Reputation: 109
I have installed tensorflow-gpu version 1.15 on my profile on a cluster, which has access to 2 GPUs. I was able to verify this by running
from tensorflow.python.client import device_lib
device_lib.list_local_devices()
The above statements yield the list of local devices as:
[name: "/device:CPU:0"
device_type: "CPU"
memory_limit: 268435456
locality {
}
incarnation: 17161457237421390575,
name: "/device:XLA_CPU:0"
device_type: "XLA_CPU"
memory_limit: 17179869184
locality {
}
incarnation: 2136131381156225295
physical_device_desc: "device: XLA_CPU device",
name: "/device:XLA_GPU:0"
device_type: "XLA_GPU"
memory_limit: 17179869184
locality {
}
incarnation: 5626920946153973344
physical_device_desc: "device: XLA_GPU device",
name: "/device:XLA_GPU:1"
device_type: "XLA_GPU"
memory_limit: 17179869184
locality {
}
incarnation: 1069390960246559975
physical_device_desc: "device: XLA_GPU device"]
which clearly shows the GPU devices listed. On further search, I learned that XLA_GPU correlates to a GPU capable of supporting tensorflow linear algebra routines. However, when I run the GPU test function
tf.test.is_gpu_available()
the output is False. I'm confused as to whether the GPU is not being detected here, or there is an issue with the tensorflow-gpu installation (which was through pip). Any inputs on this would be appreciated.

= = = =

ASSIGNMENT -
Copy the part of the forum post about TensorFlow GPU detection starting at "the output is" and ending at "would be appreciated.", reproducing the wording precisely.

= = = =

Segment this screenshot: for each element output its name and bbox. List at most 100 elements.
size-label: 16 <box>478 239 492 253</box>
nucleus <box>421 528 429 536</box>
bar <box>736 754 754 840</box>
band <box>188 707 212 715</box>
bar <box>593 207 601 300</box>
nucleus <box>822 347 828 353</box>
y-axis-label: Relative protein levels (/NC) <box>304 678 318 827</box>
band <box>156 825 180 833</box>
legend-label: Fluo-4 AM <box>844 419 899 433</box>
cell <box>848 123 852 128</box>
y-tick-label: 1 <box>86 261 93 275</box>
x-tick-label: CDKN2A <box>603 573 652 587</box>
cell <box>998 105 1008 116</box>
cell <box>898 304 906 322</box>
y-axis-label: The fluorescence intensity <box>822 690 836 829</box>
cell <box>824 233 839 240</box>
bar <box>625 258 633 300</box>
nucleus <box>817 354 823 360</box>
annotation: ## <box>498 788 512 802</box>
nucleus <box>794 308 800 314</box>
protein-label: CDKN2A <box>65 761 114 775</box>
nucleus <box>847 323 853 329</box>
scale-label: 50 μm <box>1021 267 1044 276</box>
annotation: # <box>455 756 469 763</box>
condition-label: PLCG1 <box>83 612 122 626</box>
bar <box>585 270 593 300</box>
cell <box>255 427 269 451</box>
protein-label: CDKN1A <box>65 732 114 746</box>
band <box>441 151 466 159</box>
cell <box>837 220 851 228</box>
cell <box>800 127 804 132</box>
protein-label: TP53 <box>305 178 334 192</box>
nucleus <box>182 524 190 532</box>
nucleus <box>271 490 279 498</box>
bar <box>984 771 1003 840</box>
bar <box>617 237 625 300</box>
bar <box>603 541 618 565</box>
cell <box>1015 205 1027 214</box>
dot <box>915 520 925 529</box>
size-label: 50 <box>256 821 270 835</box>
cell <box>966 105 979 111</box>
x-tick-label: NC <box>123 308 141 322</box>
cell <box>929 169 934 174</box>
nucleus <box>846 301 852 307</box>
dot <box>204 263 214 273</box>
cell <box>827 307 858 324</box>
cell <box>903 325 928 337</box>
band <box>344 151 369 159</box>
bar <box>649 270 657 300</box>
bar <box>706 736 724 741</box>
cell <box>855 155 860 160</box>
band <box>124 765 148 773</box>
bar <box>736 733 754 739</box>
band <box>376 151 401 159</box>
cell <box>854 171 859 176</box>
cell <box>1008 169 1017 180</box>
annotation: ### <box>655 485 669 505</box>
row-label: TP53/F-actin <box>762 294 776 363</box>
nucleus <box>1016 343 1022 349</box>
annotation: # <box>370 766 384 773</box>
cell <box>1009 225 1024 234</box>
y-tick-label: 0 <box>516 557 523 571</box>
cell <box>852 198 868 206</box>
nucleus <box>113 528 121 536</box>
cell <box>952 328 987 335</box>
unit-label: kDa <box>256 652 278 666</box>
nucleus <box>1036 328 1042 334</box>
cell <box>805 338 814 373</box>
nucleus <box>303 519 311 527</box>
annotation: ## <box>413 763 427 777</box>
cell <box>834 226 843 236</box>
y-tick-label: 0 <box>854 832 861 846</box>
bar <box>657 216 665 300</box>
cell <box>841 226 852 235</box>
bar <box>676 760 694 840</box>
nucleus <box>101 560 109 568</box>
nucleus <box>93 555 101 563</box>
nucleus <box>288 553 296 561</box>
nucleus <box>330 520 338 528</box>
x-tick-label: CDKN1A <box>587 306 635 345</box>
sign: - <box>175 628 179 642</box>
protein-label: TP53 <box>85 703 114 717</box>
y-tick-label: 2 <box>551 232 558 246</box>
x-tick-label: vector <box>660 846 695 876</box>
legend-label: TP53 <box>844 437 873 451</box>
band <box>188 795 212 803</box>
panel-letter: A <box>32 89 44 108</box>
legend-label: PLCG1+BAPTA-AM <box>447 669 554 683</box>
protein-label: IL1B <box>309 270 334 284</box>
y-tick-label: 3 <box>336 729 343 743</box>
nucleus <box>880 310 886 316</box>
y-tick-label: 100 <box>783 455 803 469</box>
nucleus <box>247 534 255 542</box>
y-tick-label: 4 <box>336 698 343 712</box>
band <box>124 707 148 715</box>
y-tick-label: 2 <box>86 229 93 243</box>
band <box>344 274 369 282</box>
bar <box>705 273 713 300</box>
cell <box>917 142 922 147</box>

= = = =

SOLUTION TO THIS PROBLEM -
the output is False. I'm confused as to whether the GPU is not being detected here, or there is an issue with the tensorflow-gpu installation (which was through pip). Any inputs on this would be appreciated.